* START ENTRIES *
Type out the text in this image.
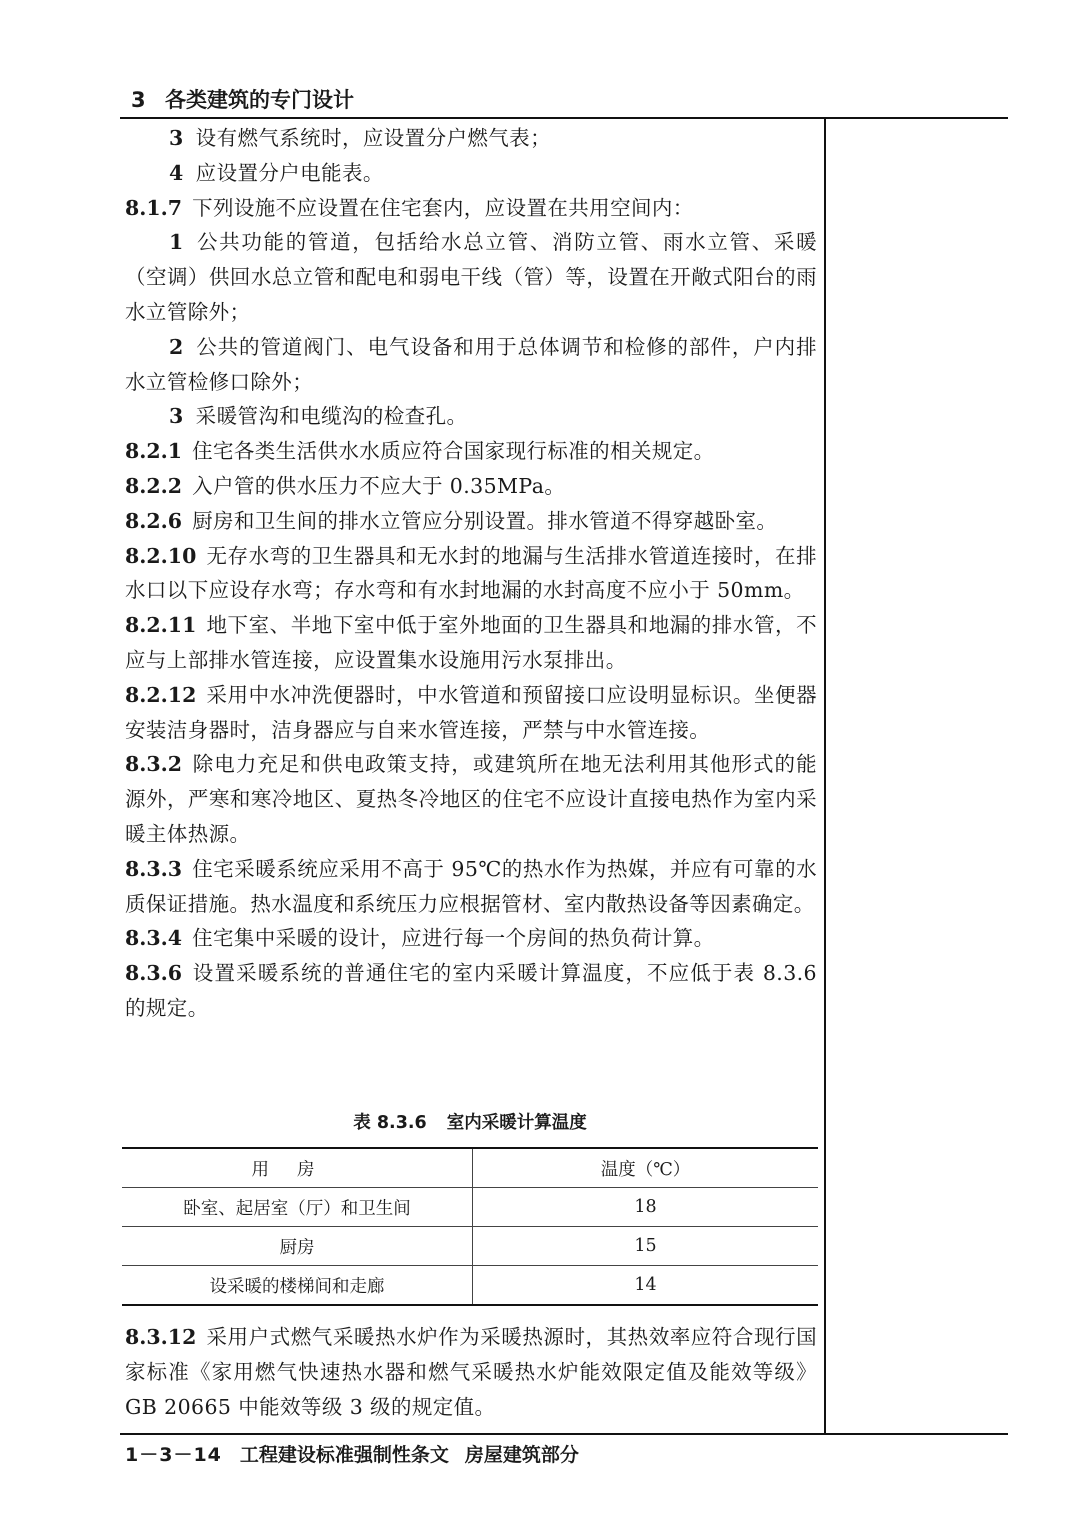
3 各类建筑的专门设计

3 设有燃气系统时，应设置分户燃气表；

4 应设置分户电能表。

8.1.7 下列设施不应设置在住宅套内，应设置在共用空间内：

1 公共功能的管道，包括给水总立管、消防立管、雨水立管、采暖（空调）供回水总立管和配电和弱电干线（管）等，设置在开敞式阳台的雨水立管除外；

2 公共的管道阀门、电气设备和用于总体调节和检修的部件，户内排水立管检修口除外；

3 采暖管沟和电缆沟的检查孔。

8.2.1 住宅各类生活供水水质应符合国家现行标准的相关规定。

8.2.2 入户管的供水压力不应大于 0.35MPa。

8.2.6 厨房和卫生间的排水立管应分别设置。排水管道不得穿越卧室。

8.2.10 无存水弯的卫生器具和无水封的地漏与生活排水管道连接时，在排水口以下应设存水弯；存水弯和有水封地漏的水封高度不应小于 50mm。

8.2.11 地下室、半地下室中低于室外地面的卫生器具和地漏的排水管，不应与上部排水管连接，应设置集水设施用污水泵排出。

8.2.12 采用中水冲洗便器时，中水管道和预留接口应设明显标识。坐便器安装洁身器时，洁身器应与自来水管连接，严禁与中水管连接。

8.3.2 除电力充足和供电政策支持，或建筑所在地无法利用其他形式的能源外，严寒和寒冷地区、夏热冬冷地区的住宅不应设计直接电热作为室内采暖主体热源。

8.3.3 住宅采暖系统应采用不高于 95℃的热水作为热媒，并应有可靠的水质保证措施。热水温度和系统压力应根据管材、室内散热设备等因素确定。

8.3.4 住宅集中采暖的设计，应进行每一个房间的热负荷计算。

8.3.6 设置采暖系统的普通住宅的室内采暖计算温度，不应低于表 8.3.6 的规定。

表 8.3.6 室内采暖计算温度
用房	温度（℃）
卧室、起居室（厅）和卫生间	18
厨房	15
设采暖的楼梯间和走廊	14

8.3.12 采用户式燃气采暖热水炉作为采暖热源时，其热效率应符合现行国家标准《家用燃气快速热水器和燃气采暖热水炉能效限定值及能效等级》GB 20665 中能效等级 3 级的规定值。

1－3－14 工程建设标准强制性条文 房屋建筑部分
* END ENTRIES *
* START ENTRIES *
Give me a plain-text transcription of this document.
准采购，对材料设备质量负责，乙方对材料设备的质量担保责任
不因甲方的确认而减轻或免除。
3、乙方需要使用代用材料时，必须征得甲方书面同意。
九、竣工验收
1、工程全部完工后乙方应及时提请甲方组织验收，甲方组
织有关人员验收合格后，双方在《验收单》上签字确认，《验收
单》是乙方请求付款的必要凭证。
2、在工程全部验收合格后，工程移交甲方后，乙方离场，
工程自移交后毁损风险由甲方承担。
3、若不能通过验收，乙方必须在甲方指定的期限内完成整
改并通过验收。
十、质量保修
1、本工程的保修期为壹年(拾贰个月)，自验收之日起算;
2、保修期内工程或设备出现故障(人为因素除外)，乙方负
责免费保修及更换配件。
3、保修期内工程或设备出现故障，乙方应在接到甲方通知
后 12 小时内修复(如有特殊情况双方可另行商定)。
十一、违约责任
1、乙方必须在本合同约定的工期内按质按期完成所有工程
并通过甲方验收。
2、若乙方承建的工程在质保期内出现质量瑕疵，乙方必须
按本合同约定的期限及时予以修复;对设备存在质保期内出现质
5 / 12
* END ENTRIES *
* START ENTRIES *
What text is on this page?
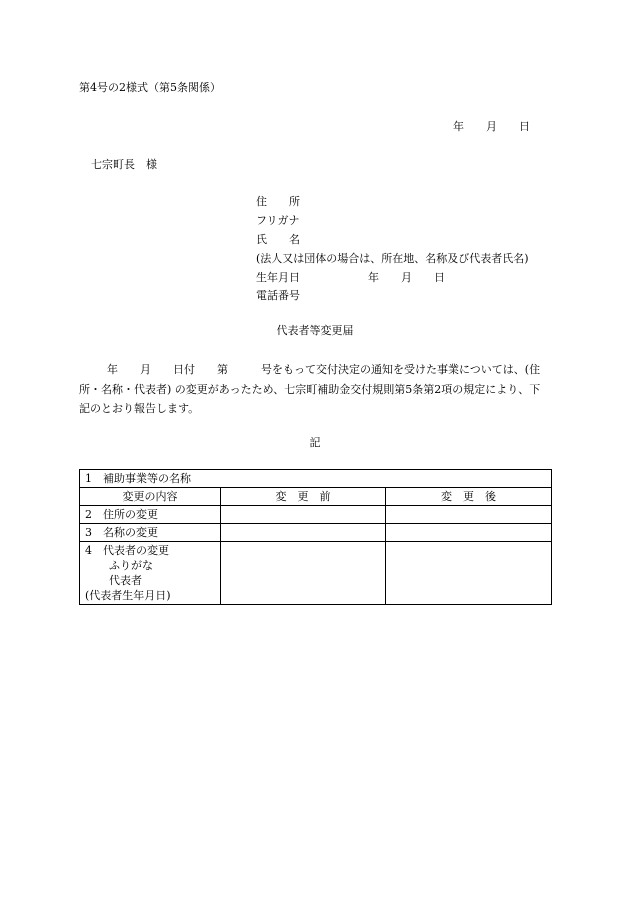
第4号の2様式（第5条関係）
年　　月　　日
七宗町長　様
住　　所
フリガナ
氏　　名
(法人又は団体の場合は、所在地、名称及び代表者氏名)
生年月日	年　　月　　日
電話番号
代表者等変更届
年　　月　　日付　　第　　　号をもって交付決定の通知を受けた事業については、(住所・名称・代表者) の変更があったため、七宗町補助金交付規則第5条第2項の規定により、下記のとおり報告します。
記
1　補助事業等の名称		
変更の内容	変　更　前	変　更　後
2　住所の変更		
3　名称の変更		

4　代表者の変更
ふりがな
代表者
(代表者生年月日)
* END ENTRIES *
## WHAT TO DO
Report how many lines in the entries hold the string "this". Nothing but the number is wanted.

## PROBLEM SOLUTION
3